Do this: Find how many lines in the material hold the word "seed", then state that number and nothing more.

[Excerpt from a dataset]
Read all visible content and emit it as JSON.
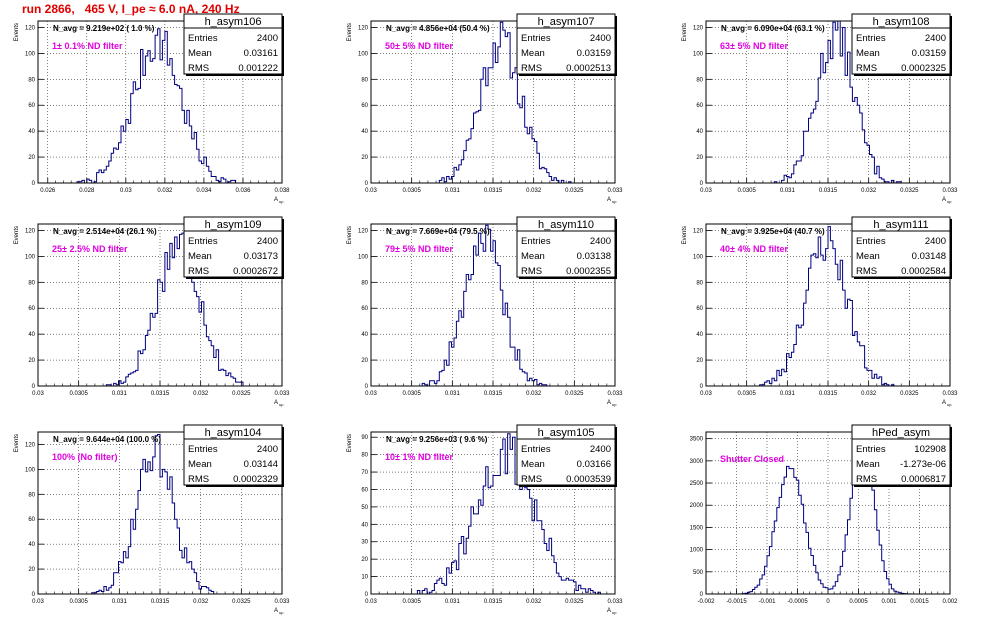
{
  "title": "run 2866,   465 V, I_pe ≈ 6.0 nA, 240 Hz",
  "colors": {
    "title": "#e00000",
    "annotation": "#e000e0",
    "histogram": "#000080"
  },
  "chart_data": [
    {
      "type": "bar",
      "hist_name": "h_asym106",
      "ylabel": "Events",
      "xlabel": "A",
      "xlabel_sub": "up",
      "navg": "N_avg = 9.219e+02 ( 1.0 %)",
      "filter": "1± 0.1% ND filter",
      "stats": {
        "entries_label": "Entries",
        "entries": "2400",
        "mean_label": "Mean",
        "mean": "0.03161",
        "rms_label": "RMS",
        "rms": "0.001222"
      },
      "xticks": [
        0.026,
        0.028,
        0.03,
        0.032,
        0.034,
        0.036,
        0.038
      ],
      "xtick_labels": [
        "0.026",
        "0.028",
        "0.03",
        "0.032",
        "0.034",
        "0.036",
        "0.038"
      ],
      "xlim": [
        0.0255,
        0.038
      ],
      "yticks": [
        0,
        20,
        40,
        60,
        80,
        100,
        120
      ],
      "ylim": [
        0,
        125
      ],
      "mean": 0.03161,
      "rms": 0.001222,
      "peak": 110,
      "entries": 2400,
      "seed": 7
    },
    {
      "type": "bar",
      "hist_name": "h_asym107",
      "ylabel": "Events",
      "xlabel": "A",
      "xlabel_sub": "up",
      "navg": "N_avg = 4.856e+04 (50.4 %)",
      "filter": "50± 5% ND filter",
      "stats": {
        "entries_label": "Entries",
        "entries": "2400",
        "mean_label": "Mean",
        "mean": "0.03159",
        "rms_label": "RMS",
        "rms": "0.0002513"
      },
      "xticks": [
        0.03,
        0.0305,
        0.031,
        0.0315,
        0.032,
        0.0325,
        0.033
      ],
      "xtick_labels": [
        "0.03",
        "0.0305",
        "0.031",
        "0.0315",
        "0.032",
        "0.0325",
        "0.033"
      ],
      "xlim": [
        0.03,
        0.033
      ],
      "yticks": [
        0,
        20,
        40,
        60,
        80,
        100,
        120
      ],
      "ylim": [
        0,
        125
      ],
      "mean": 0.03159,
      "rms": 0.0002513,
      "peak": 110,
      "entries": 2400,
      "seed": 11
    },
    {
      "type": "bar",
      "hist_name": "h_asym108",
      "ylabel": "Events",
      "xlabel": "A",
      "xlabel_sub": "up",
      "navg": "N_avg = 6.090e+04 (63.1 %)",
      "filter": "63± 5% ND filter",
      "stats": {
        "entries_label": "Entries",
        "entries": "2400",
        "mean_label": "Mean",
        "mean": "0.03159",
        "rms_label": "RMS",
        "rms": "0.0002325"
      },
      "xticks": [
        0.03,
        0.0305,
        0.031,
        0.0315,
        0.032,
        0.0325,
        0.033
      ],
      "xtick_labels": [
        "0.03",
        "0.0305",
        "0.031",
        "0.0315",
        "0.032",
        "0.0325",
        "0.033"
      ],
      "xlim": [
        0.03,
        0.033
      ],
      "yticks": [
        0,
        20,
        40,
        60,
        80,
        100,
        120
      ],
      "ylim": [
        0,
        125
      ],
      "mean": 0.03159,
      "rms": 0.0002325,
      "peak": 115,
      "entries": 2400,
      "seed": 13
    },
    {
      "type": "bar",
      "hist_name": "h_asym109",
      "ylabel": "Events",
      "xlabel": "A",
      "xlabel_sub": "up",
      "navg": "N_avg = 2.514e+04 (26.1 %)",
      "filter": "25± 2.5% ND filter",
      "stats": {
        "entries_label": "Entries",
        "entries": "2400",
        "mean_label": "Mean",
        "mean": "0.03173",
        "rms_label": "RMS",
        "rms": "0.0002672"
      },
      "xticks": [
        0.03,
        0.0305,
        0.031,
        0.0315,
        0.032,
        0.0325,
        0.033
      ],
      "xtick_labels": [
        "0.03",
        "0.0305",
        "0.031",
        "0.0315",
        "0.032",
        "0.0325",
        "0.033"
      ],
      "xlim": [
        0.03,
        0.033
      ],
      "yticks": [
        0,
        20,
        40,
        60,
        80,
        100,
        120
      ],
      "ylim": [
        0,
        125
      ],
      "mean": 0.03173,
      "rms": 0.0002672,
      "peak": 112,
      "entries": 2400,
      "seed": 17
    },
    {
      "type": "bar",
      "hist_name": "h_asym110",
      "ylabel": "Events",
      "xlabel": "A",
      "xlabel_sub": "up",
      "navg": "N_avg = 7.669e+04 (79.5 %)",
      "filter": "79± 5% ND filter",
      "stats": {
        "entries_label": "Entries",
        "entries": "2400",
        "mean_label": "Mean",
        "mean": "0.03138",
        "rms_label": "RMS",
        "rms": "0.0002355"
      },
      "xticks": [
        0.03,
        0.0305,
        0.031,
        0.0315,
        0.032,
        0.0325,
        0.033
      ],
      "xtick_labels": [
        "0.03",
        "0.0305",
        "0.031",
        "0.0315",
        "0.032",
        "0.0325",
        "0.033"
      ],
      "xlim": [
        0.03,
        0.033
      ],
      "yticks": [
        0,
        20,
        40,
        60,
        80,
        100,
        120
      ],
      "ylim": [
        0,
        125
      ],
      "mean": 0.03138,
      "rms": 0.0002355,
      "peak": 115,
      "entries": 2400,
      "seed": 19
    },
    {
      "type": "bar",
      "hist_name": "h_asym111",
      "ylabel": "Events",
      "xlabel": "A",
      "xlabel_sub": "up",
      "navg": "N_avg = 3.925e+04 (40.7 %)",
      "filter": "40± 4% ND filter",
      "stats": {
        "entries_label": "Entries",
        "entries": "2400",
        "mean_label": "Mean",
        "mean": "0.03148",
        "rms_label": "RMS",
        "rms": "0.0002584"
      },
      "xticks": [
        0.03,
        0.0305,
        0.031,
        0.0315,
        0.032,
        0.0325,
        0.033
      ],
      "xtick_labels": [
        "0.03",
        "0.0305",
        "0.031",
        "0.0315",
        "0.032",
        "0.0325",
        "0.033"
      ],
      "xlim": [
        0.03,
        0.033
      ],
      "yticks": [
        0,
        20,
        40,
        60,
        80,
        100,
        120
      ],
      "ylim": [
        0,
        125
      ],
      "mean": 0.03148,
      "rms": 0.0002584,
      "peak": 112,
      "entries": 2400,
      "seed": 23
    },
    {
      "type": "bar",
      "hist_name": "h_asym104",
      "ylabel": "Events",
      "xlabel": "A",
      "xlabel_sub": "up",
      "navg": "N_avg = 9.644e+04 (100.0 %)",
      "filter": "100% (No filter)",
      "stats": {
        "entries_label": "Entries",
        "entries": "2400",
        "mean_label": "Mean",
        "mean": "0.03144",
        "rms_label": "RMS",
        "rms": "0.0002329"
      },
      "xticks": [
        0.03,
        0.0305,
        0.031,
        0.0315,
        0.032,
        0.0325,
        0.033
      ],
      "xtick_labels": [
        "0.03",
        "0.0305",
        "0.031",
        "0.0315",
        "0.032",
        "0.0325",
        "0.033"
      ],
      "xlim": [
        0.03,
        0.033
      ],
      "yticks": [
        0,
        20,
        40,
        60,
        80,
        100,
        120
      ],
      "ylim": [
        0,
        130
      ],
      "mean": 0.03144,
      "rms": 0.0002329,
      "peak": 115,
      "entries": 2400,
      "seed": 29
    },
    {
      "type": "bar",
      "hist_name": "h_asym105",
      "ylabel": "Events",
      "xlabel": "A",
      "xlabel_sub": "up",
      "navg": "N_avg = 9.256e+03 ( 9.6 %)",
      "filter": "10± 1% ND filter",
      "stats": {
        "entries_label": "Entries",
        "entries": "2400",
        "mean_label": "Mean",
        "mean": "0.03166",
        "rms_label": "RMS",
        "rms": "0.0003539"
      },
      "xticks": [
        0.03,
        0.0305,
        0.031,
        0.0315,
        0.032,
        0.0325,
        0.033
      ],
      "xtick_labels": [
        "0.03",
        "0.0305",
        "0.031",
        "0.0315",
        "0.032",
        "0.0325",
        "0.033"
      ],
      "xlim": [
        0.03,
        0.033
      ],
      "yticks": [
        0,
        10,
        20,
        30,
        40,
        50,
        60,
        70,
        80,
        90
      ],
      "ylim": [
        0,
        93
      ],
      "mean": 0.03166,
      "rms": 0.0003539,
      "peak": 80,
      "entries": 2400,
      "seed": 31
    },
    {
      "type": "bar",
      "hist_name": "hPed_asym",
      "ylabel": "",
      "xlabel": "",
      "xlabel_sub": "",
      "navg": "",
      "filter": "Shutter Closed",
      "stats": {
        "entries_label": "Entries",
        "entries": "102908",
        "mean_label": "Mean",
        "mean": "-1.273e-06",
        "rms_label": "RMS",
        "rms": "0.0006817"
      },
      "xticks": [
        -0.002,
        -0.0015,
        -0.001,
        -0.0005,
        0,
        0.0005,
        0.001,
        0.0015,
        0.002
      ],
      "xtick_labels": [
        "-0.002",
        "-0.0015",
        "-0.001",
        "-0.0005",
        "0",
        "0.0005",
        "0.001",
        "0.0015",
        "0.002"
      ],
      "xlim": [
        -0.002,
        0.002
      ],
      "yticks": [
        0,
        500,
        1000,
        1500,
        2000,
        2500,
        3000,
        3500
      ],
      "ylim": [
        0,
        3650
      ],
      "bimodal": [
        {
          "mean": -0.00062,
          "rms": 0.00023,
          "peak": 2850
        },
        {
          "mean": 0.00057,
          "rms": 0.00019,
          "peak": 3530
        }
      ],
      "entries": 102908,
      "seed": 37
    }
  ]
}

Answer to the exercise: 9